A block of data:
::::

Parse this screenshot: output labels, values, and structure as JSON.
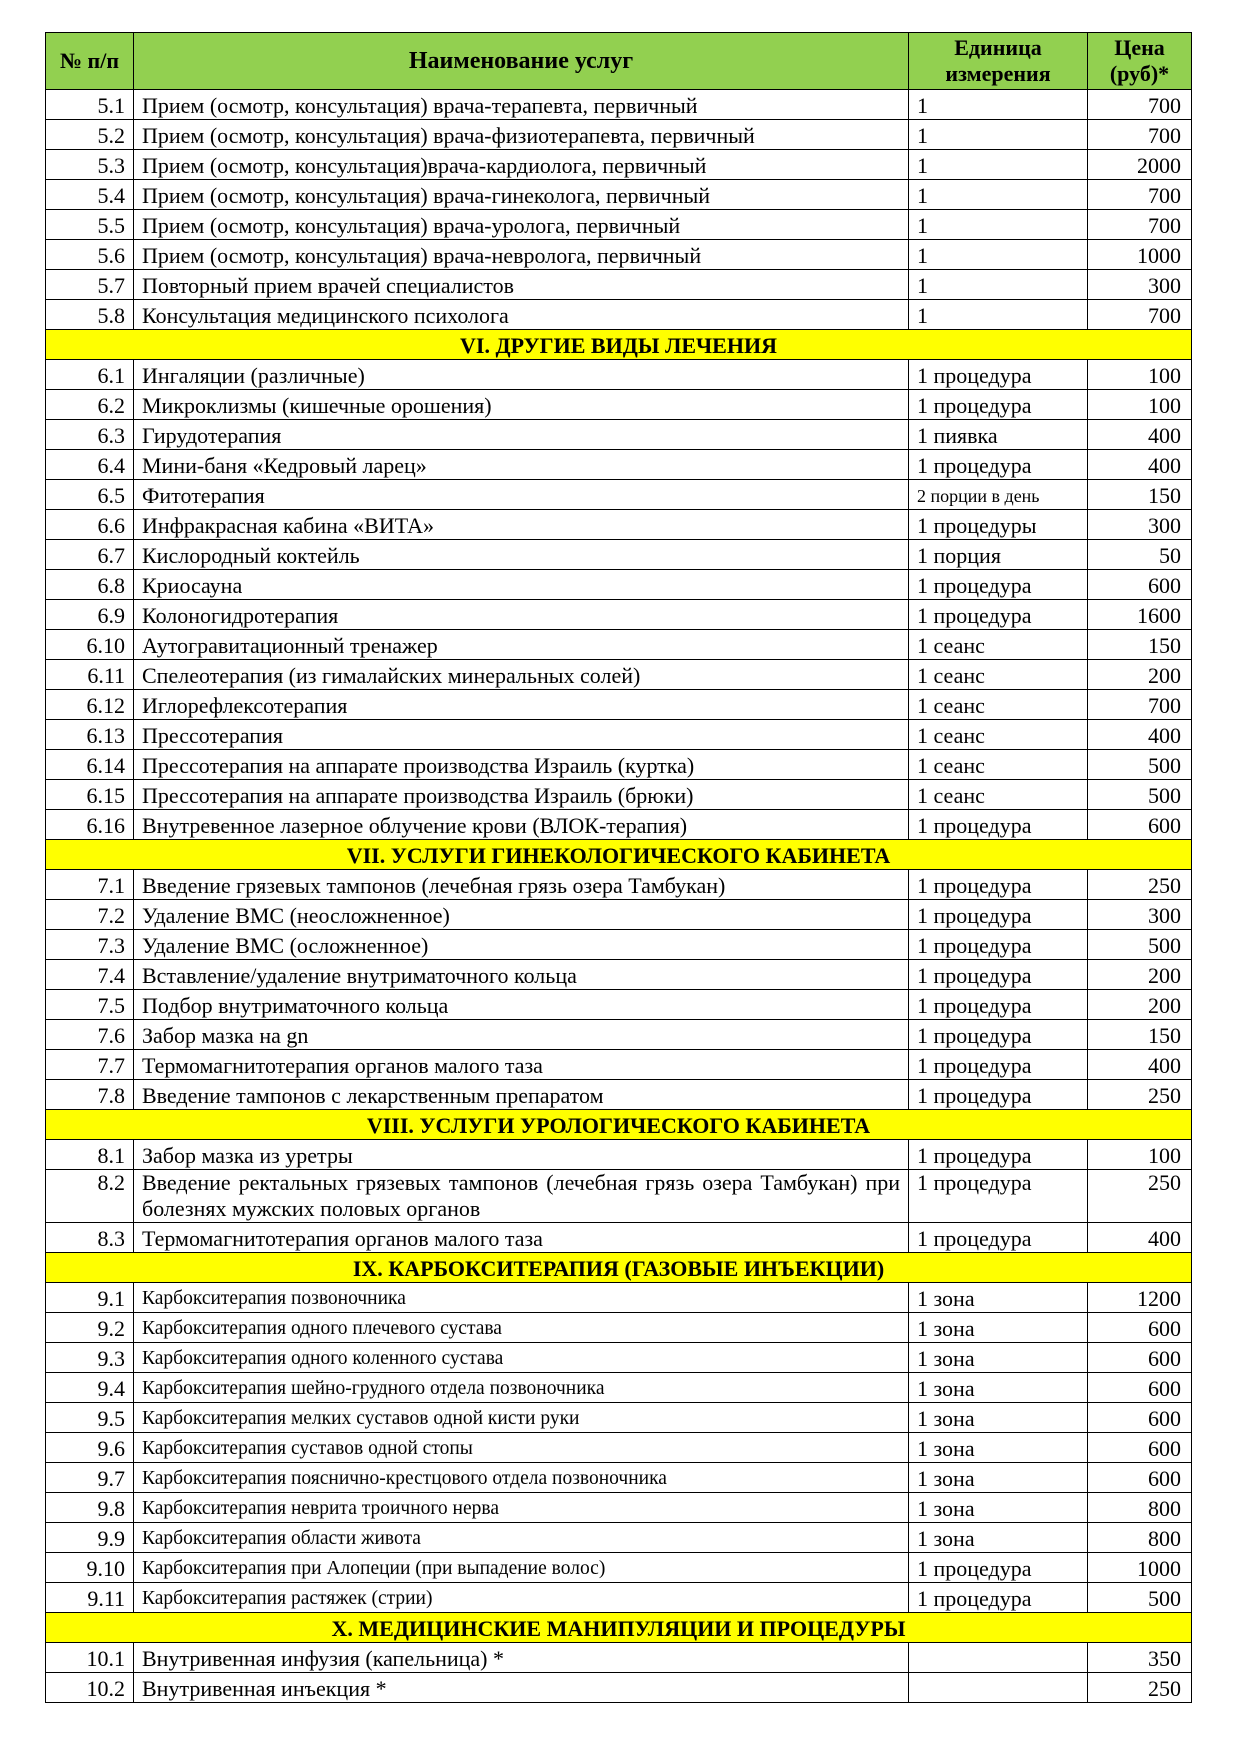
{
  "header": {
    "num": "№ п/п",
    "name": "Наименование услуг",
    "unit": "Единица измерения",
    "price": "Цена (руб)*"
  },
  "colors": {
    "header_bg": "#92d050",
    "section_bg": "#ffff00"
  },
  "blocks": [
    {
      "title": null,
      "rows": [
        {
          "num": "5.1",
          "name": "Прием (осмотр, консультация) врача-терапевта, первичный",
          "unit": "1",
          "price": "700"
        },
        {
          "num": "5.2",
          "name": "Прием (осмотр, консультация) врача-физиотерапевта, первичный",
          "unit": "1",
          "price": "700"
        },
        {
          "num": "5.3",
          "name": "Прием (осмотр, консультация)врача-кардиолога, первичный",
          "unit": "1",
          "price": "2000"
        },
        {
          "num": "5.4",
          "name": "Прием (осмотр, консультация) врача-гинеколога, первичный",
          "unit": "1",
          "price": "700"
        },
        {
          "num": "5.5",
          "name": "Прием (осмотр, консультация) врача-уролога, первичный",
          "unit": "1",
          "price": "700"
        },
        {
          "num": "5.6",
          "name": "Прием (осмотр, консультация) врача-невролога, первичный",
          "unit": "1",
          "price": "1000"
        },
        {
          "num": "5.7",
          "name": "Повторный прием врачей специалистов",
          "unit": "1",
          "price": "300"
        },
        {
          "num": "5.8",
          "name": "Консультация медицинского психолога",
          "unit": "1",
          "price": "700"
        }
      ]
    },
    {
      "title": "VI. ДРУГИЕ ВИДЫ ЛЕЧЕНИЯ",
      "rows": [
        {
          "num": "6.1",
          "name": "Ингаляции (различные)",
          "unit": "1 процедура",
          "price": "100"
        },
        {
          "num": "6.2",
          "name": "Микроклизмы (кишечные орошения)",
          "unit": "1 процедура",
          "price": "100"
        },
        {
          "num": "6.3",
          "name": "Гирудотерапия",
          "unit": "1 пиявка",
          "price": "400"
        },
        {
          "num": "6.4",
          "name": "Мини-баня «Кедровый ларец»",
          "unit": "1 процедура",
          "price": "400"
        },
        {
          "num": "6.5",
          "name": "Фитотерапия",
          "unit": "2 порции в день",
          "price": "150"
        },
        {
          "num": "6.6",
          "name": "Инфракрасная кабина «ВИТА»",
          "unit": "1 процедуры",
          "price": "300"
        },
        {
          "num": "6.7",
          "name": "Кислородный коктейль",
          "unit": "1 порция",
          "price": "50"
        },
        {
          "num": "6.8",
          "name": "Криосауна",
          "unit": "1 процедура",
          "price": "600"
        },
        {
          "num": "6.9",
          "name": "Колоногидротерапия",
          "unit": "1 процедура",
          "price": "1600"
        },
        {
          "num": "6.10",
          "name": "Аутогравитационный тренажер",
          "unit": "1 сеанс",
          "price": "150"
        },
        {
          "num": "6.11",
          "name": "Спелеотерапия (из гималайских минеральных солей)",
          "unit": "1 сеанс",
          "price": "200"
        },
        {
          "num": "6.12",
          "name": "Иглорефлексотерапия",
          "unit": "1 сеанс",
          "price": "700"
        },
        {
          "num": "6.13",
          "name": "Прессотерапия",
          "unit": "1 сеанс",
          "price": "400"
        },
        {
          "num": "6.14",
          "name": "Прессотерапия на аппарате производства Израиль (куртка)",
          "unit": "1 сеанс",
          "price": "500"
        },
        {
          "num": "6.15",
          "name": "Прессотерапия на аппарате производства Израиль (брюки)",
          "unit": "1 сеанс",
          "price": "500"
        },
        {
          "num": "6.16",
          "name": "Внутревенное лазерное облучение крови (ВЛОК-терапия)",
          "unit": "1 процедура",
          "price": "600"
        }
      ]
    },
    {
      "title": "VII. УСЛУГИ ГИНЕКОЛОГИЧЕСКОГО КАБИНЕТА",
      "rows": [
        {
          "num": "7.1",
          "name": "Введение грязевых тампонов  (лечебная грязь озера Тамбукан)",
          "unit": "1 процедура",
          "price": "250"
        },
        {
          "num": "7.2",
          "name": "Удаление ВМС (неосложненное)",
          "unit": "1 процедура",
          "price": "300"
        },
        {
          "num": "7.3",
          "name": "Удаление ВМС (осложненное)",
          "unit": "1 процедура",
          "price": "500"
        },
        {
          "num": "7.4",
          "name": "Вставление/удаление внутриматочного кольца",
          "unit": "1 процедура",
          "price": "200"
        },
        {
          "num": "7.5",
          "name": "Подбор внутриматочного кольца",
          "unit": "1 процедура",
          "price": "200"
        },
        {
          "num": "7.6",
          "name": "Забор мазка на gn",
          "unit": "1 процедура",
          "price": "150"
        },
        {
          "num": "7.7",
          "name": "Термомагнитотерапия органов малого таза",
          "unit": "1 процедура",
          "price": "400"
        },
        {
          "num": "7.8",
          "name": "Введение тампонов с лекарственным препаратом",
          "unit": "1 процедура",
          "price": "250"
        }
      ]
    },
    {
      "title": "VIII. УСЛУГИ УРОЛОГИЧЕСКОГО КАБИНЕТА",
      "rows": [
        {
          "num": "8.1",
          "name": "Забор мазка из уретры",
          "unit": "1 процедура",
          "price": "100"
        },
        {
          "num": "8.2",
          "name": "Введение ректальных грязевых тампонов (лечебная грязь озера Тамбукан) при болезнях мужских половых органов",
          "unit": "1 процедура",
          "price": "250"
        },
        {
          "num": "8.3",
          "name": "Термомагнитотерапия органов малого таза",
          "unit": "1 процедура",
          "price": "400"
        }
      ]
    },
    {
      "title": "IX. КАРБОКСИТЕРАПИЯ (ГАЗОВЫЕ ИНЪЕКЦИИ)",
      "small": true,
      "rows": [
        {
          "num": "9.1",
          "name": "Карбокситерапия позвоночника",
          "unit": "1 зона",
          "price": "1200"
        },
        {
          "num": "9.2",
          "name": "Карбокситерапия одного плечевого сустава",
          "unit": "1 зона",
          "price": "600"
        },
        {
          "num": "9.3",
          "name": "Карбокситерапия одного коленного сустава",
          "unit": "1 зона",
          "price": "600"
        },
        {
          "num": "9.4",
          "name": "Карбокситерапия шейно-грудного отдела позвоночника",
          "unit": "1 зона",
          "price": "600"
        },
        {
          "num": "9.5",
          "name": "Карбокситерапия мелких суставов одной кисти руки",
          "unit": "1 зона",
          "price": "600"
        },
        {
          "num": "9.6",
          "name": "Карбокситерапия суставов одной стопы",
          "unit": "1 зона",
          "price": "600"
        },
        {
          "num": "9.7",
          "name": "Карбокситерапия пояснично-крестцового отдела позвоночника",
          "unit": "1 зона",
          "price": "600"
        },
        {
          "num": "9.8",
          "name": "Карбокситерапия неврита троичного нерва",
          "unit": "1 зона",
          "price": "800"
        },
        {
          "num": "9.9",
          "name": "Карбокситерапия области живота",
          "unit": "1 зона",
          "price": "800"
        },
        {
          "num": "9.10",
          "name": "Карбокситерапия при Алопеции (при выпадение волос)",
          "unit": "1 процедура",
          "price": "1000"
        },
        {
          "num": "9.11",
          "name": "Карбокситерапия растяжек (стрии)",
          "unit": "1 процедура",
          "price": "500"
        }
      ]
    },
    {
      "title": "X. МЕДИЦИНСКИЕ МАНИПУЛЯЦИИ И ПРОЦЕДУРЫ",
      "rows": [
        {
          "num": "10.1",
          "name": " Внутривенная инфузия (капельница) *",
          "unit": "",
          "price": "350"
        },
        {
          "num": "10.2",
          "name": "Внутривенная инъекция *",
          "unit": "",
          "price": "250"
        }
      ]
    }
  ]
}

::::

## TASK STATEMENT:
Find how many lines of the listing include the string "Израиль" and give that number, nothing else.

## TASK RESPONSE:
2